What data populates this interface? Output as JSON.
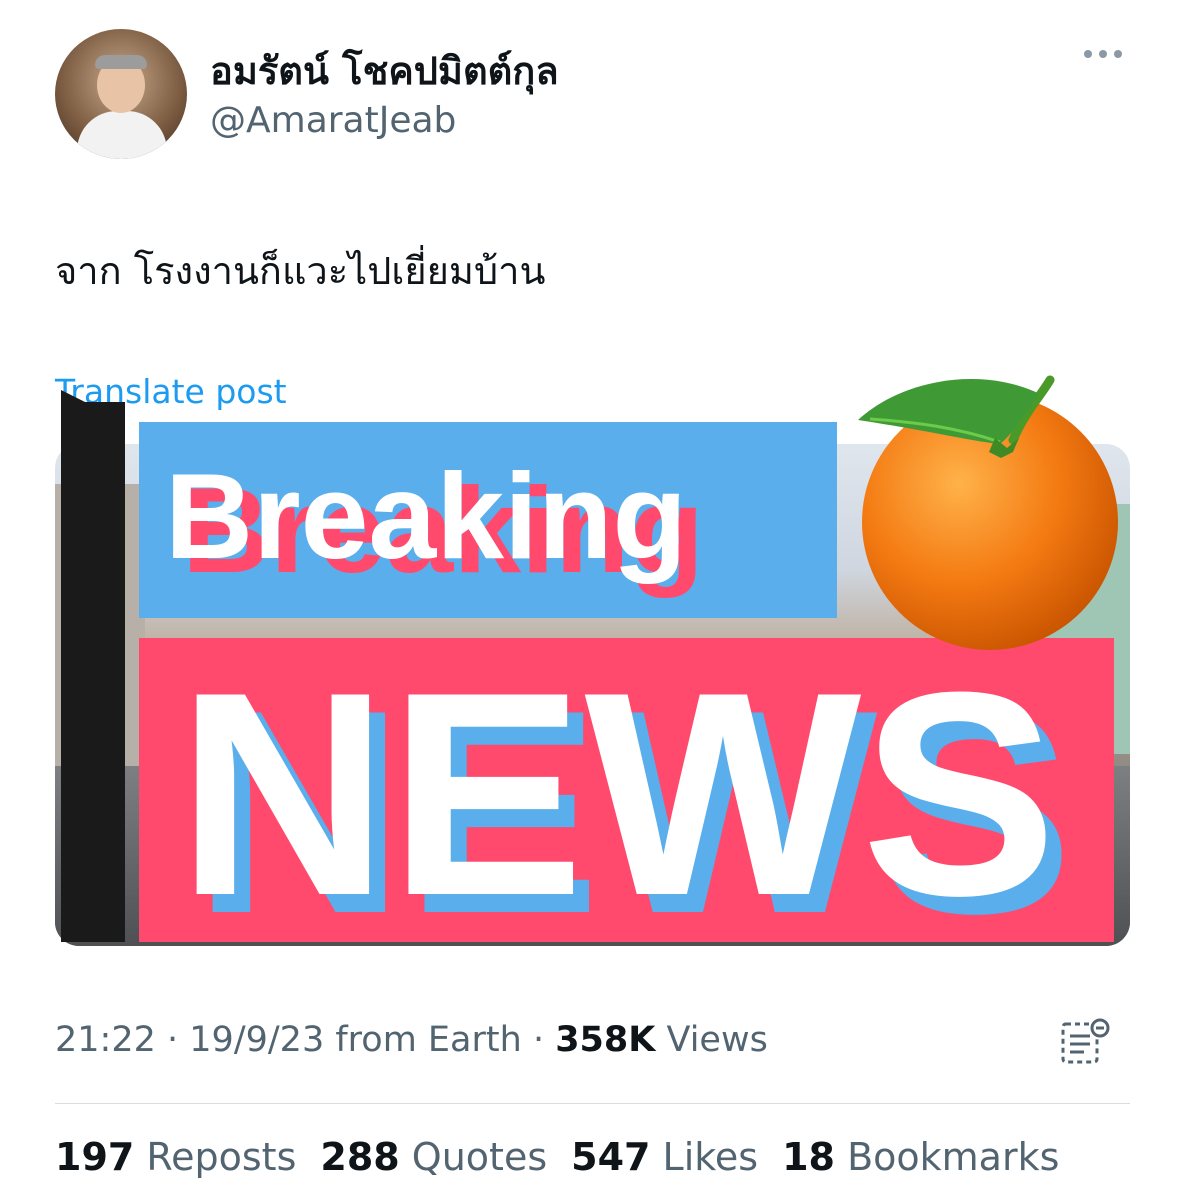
{
  "author": {
    "name": "อมรัตน์ โชคปมิตต์กุล",
    "handle": "@AmaratJeab"
  },
  "tweet": {
    "text": "จาก โรงงานก็แวะไปเยี่ยมบ้าน",
    "translate_label": "Translate post",
    "sticker_top": "Breaking",
    "sticker_bottom": "NEWS"
  },
  "meta": {
    "time": "21:22",
    "date": "19/9/23",
    "source": "from Earth",
    "views_count": "358K",
    "views_label": "Views"
  },
  "stats": [
    {
      "count": "197",
      "label": "Reposts"
    },
    {
      "count": "288",
      "label": "Quotes"
    },
    {
      "count": "547",
      "label": "Likes"
    },
    {
      "count": "18",
      "label": "Bookmarks"
    }
  ],
  "colors": {
    "blue_banner": "#5aaeec",
    "red_banner": "#ff4a6e",
    "link": "#1d9bf0",
    "muted": "#536471"
  },
  "icons": {
    "more": "more-horizontal-icon",
    "analytics": "analytics-icon",
    "sticker_fruit": "orange-fruit-icon"
  }
}
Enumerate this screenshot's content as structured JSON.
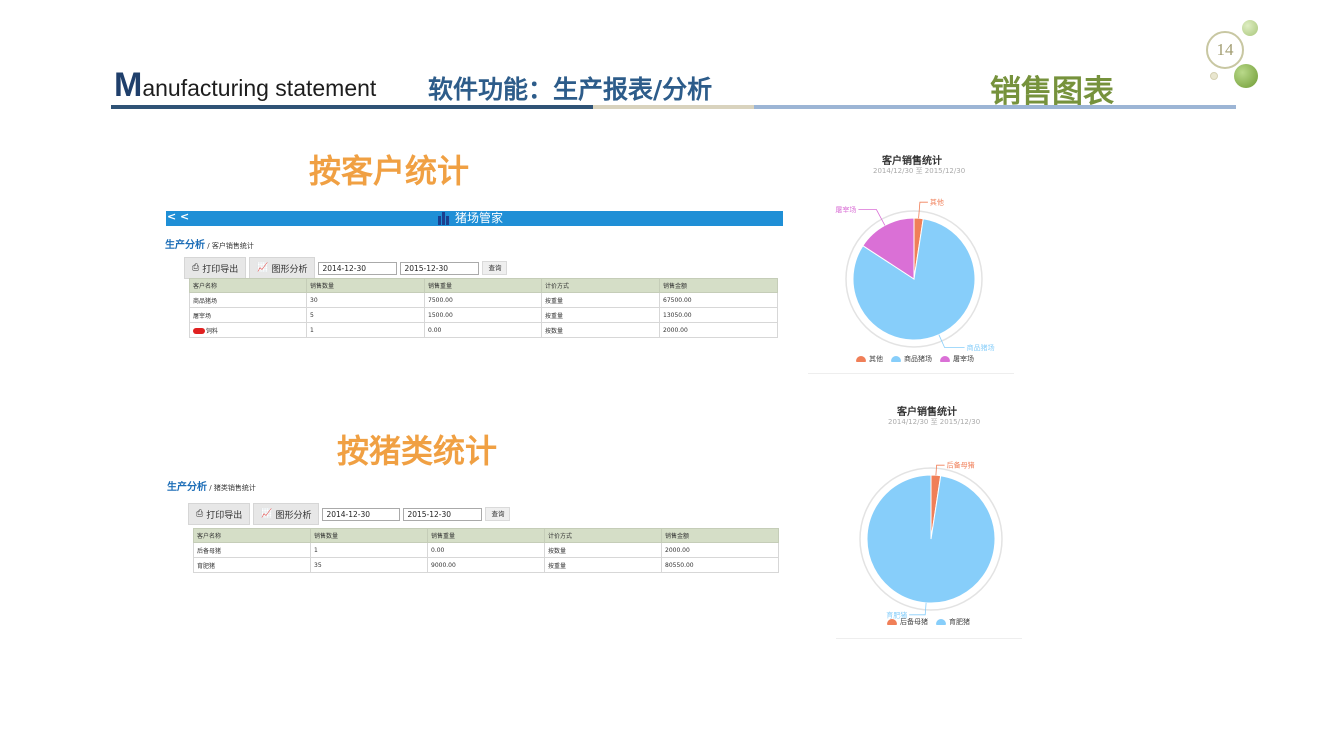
{
  "slide": {
    "title_en_initial": "M",
    "title_en_rest": "anufacturing statement",
    "title_cn": "软件功能：生产报表/分析",
    "title_right": "销售图表",
    "page_number": "14"
  },
  "section1": {
    "heading": "按客户统计",
    "app_back": "< <",
    "app_logo_text": "猪场管家",
    "breadcrumb_main": "生产分析",
    "breadcrumb_sep": "/",
    "breadcrumb_sub": "客户销售统计",
    "print_label": "打印导出",
    "chart_label": "图形分析",
    "date_from": "2014-12-30",
    "date_to": "2015-12-30",
    "query_label": "查询",
    "columns": [
      "客户名称",
      "销售数量",
      "销售重量",
      "计价方式",
      "销售金额"
    ],
    "rows": [
      [
        "商品猪场",
        "30",
        "7500.00",
        "按重量",
        "67500.00"
      ],
      [
        "屠宰场",
        "5",
        "1500.00",
        "按重量",
        "13050.00"
      ],
      [
        "饲料",
        "1",
        "0.00",
        "按数量",
        "2000.00"
      ]
    ]
  },
  "section2": {
    "heading": "按猪类统计",
    "breadcrumb_main": "生产分析",
    "breadcrumb_sep": "/",
    "breadcrumb_sub": "猪类销售统计",
    "print_label": "打印导出",
    "chart_label": "图形分析",
    "date_from": "2014-12-30",
    "date_to": "2015-12-30",
    "query_label": "查询",
    "columns": [
      "客户名称",
      "销售数量",
      "销售重量",
      "计价方式",
      "销售金额"
    ],
    "rows": [
      [
        "后备母猪",
        "1",
        "0.00",
        "按数量",
        "2000.00"
      ],
      [
        "育肥猪",
        "35",
        "9000.00",
        "按重量",
        "80550.00"
      ]
    ]
  },
  "icons": {
    "print": "printer-icon",
    "chart": "line-chart-icon"
  },
  "chart_data": [
    {
      "type": "pie",
      "title": "客户销售统计",
      "subtitle": "2014/12/30 至 2015/12/30",
      "categories": [
        "其他",
        "商品猪场",
        "屠宰场"
      ],
      "values": [
        2000,
        67500,
        13050
      ],
      "colors": [
        "#f07f58",
        "#87cefa",
        "#da70d6"
      ],
      "legend_position": "bottom"
    },
    {
      "type": "pie",
      "title": "客户销售统计",
      "subtitle": "2014/12/30 至 2015/12/30",
      "categories": [
        "后备母猪",
        "育肥猪"
      ],
      "values": [
        2000,
        80550
      ],
      "colors": [
        "#f07f58",
        "#87cefa"
      ],
      "legend_position": "bottom"
    }
  ]
}
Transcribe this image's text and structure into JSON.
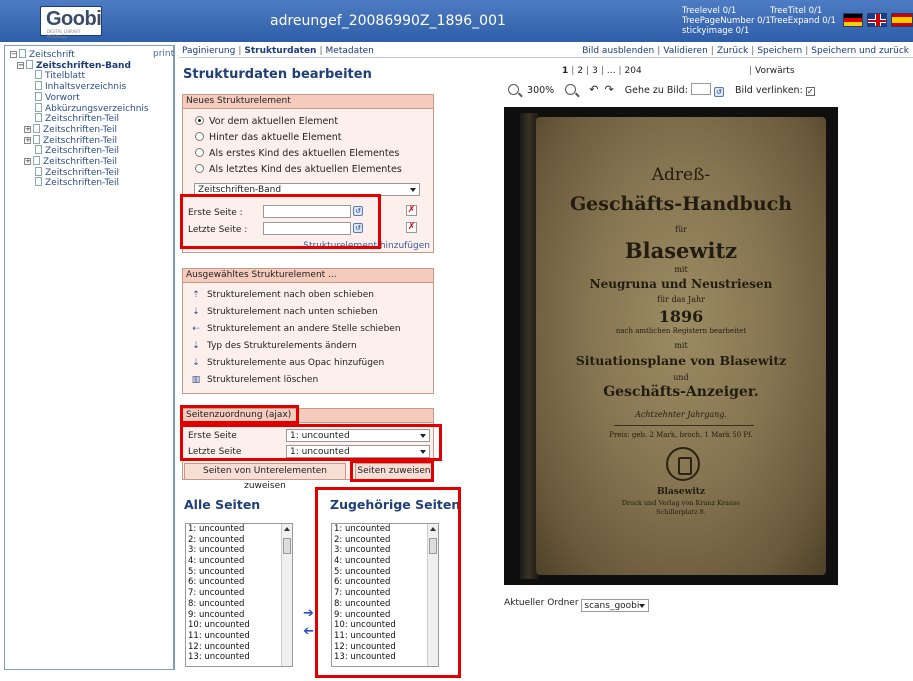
{
  "header": {
    "logo_text": "Goobi",
    "logo_subtext": "DIGITAL LIBRARY MODULES",
    "document_title": "adreungef_20086990Z_1896_001",
    "meta_left": [
      "Treelevel 0/1",
      "TreePageNumber 0/1",
      "stickyimage 0/1"
    ],
    "meta_right": [
      "TreeTitel 0/1",
      "TreeExpand 0/1"
    ]
  },
  "tree": {
    "print_label": "print",
    "nodes": [
      {
        "label": "Zeitschrift",
        "expander": "−",
        "level": 0
      },
      {
        "label": "Zeitschriften-Band",
        "expander": "−",
        "level": 1,
        "bold": true
      },
      {
        "label": "Titelblatt",
        "expander": "",
        "level": 2
      },
      {
        "label": "Inhaltsverzeichnis",
        "expander": "",
        "level": 2
      },
      {
        "label": "Vorwort",
        "expander": "",
        "level": 2
      },
      {
        "label": "Abkürzungsverzeichnis",
        "expander": "",
        "level": 2
      },
      {
        "label": "Zeitschriften-Teil",
        "expander": "",
        "level": 2
      },
      {
        "label": "Zeitschriften-Teil",
        "expander": "+",
        "level": 2
      },
      {
        "label": "Zeitschriften-Teil",
        "expander": "+",
        "level": 2
      },
      {
        "label": "Zeitschriften-Teil",
        "expander": "",
        "level": 2
      },
      {
        "label": "Zeitschriften-Teil",
        "expander": "+",
        "level": 2
      },
      {
        "label": "Zeitschriften-Teil",
        "expander": "",
        "level": 2
      },
      {
        "label": "Zeitschriften-Teil",
        "expander": "",
        "level": 2
      }
    ]
  },
  "toolbar": {
    "paginierung": "Paginierung",
    "strukturdaten": "Strukturdaten",
    "metadaten": "Metadaten",
    "bild_ausblenden": "Bild ausblenden",
    "validieren": "Validieren",
    "zurueck": "Zurück",
    "speichern": "Speichern",
    "speichern_und_zurueck": "Speichern und zurück"
  },
  "main_title": "Strukturdaten bearbeiten",
  "new_element": {
    "header": "Neues Strukturelement",
    "options": [
      {
        "label": "Vor dem aktuellen Element",
        "selected": true
      },
      {
        "label": "Hinter das aktuelle Element",
        "selected": false
      },
      {
        "label": "Als erstes Kind des aktuellen Elementes",
        "selected": false
      },
      {
        "label": "Als letztes Kind des aktuellen Elementes",
        "selected": false
      }
    ],
    "type_value": "Zeitschriften-Band",
    "erste_seite_label": "Erste Seite :",
    "letzte_seite_label": "Letzte Seite :",
    "add_link": "Strukturelement hinzufügen"
  },
  "selected_element": {
    "header": "Ausgewähltes Strukturelement ...",
    "actions": [
      {
        "label": "Strukturelement nach oben schieben",
        "icon": "arrow-up-icon",
        "glyph": "⇡"
      },
      {
        "label": "Strukturelement nach unten schieben",
        "icon": "arrow-down-icon",
        "glyph": "⇣"
      },
      {
        "label": "Strukturelement an andere Stelle schieben",
        "icon": "arrow-left-icon",
        "glyph": "⇠"
      },
      {
        "label": "Typ des Strukturelements ändern",
        "icon": "change-type-icon",
        "glyph": "⇣"
      },
      {
        "label": "Strukturelemente aus Opac hinzufügen",
        "icon": "opac-add-icon",
        "glyph": "⇣"
      },
      {
        "label": "Strukturelement löschen",
        "icon": "trash-icon",
        "glyph": "▥"
      }
    ]
  },
  "page_assignment": {
    "header": "Seitenzuordnung (ajax)",
    "erste_seite_label": "Erste Seite",
    "letzte_seite_label": "Letzte Seite",
    "erste_seite_value": "1: uncounted",
    "letzte_seite_value": "1: uncounted",
    "assign_children_button": "Seiten von Unterelementen zuweisen",
    "assign_button": "Seiten zuweisen"
  },
  "all_pages": {
    "title": "Alle Seiten",
    "items": [
      "1: uncounted",
      "2: uncounted",
      "3: uncounted",
      "4: uncounted",
      "5: uncounted",
      "6: uncounted",
      "7: uncounted",
      "8: uncounted",
      "9: uncounted",
      "10: uncounted",
      "11: uncounted",
      "12: uncounted",
      "13: uncounted"
    ]
  },
  "assigned_pages": {
    "title": "Zugehörige Seiten",
    "items": [
      "1: uncounted",
      "2: uncounted",
      "3: uncounted",
      "4: uncounted",
      "5: uncounted",
      "6: uncounted",
      "7: uncounted",
      "8: uncounted",
      "9: uncounted",
      "10: uncounted",
      "11: uncounted",
      "12: uncounted",
      "13: uncounted"
    ]
  },
  "viewer": {
    "pager_pages": [
      "1",
      "2",
      "3",
      "...",
      "204"
    ],
    "pager_next": "Vorwärts",
    "zoom_value": "300%",
    "goto_label": "Gehe zu Bild:",
    "link_image_label": "Bild verlinken:",
    "link_image_checked": true,
    "folder_label": "Aktueller Ordner",
    "folder_value": "scans_goobi"
  },
  "scan_text": {
    "line1": "Adreß-",
    "line2": "Geschäfts-Handbuch",
    "line3": "für",
    "line4": "Blasewitz",
    "line5": "mit",
    "line6": "Neugruna und Neustriesen",
    "line7": "für das Jahr",
    "line8": "1896",
    "line9": "nach amtlichen Registern bearbeitet",
    "line10": "mit",
    "line11": "Situationsplane von Blasewitz",
    "line12": "und",
    "line13": "Geschäfts-Anzeiger.",
    "line14": "Achtzehnter Jahrgang.",
    "line15": "Preis: geb. 2 Mark, broch. 1 Mark 50 Pf.",
    "line16": "Blasewitz",
    "line17": "Druck und Verlag von Kranz Krause",
    "line18": "Schillerplatz 8."
  }
}
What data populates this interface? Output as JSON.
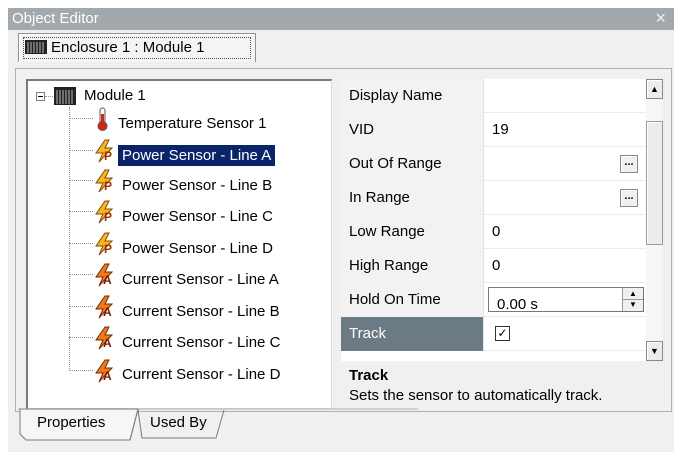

**Instructions to follow**
Say how many lines include the word "Elementes"; reply with the number alone.

**Result for this exercise**
2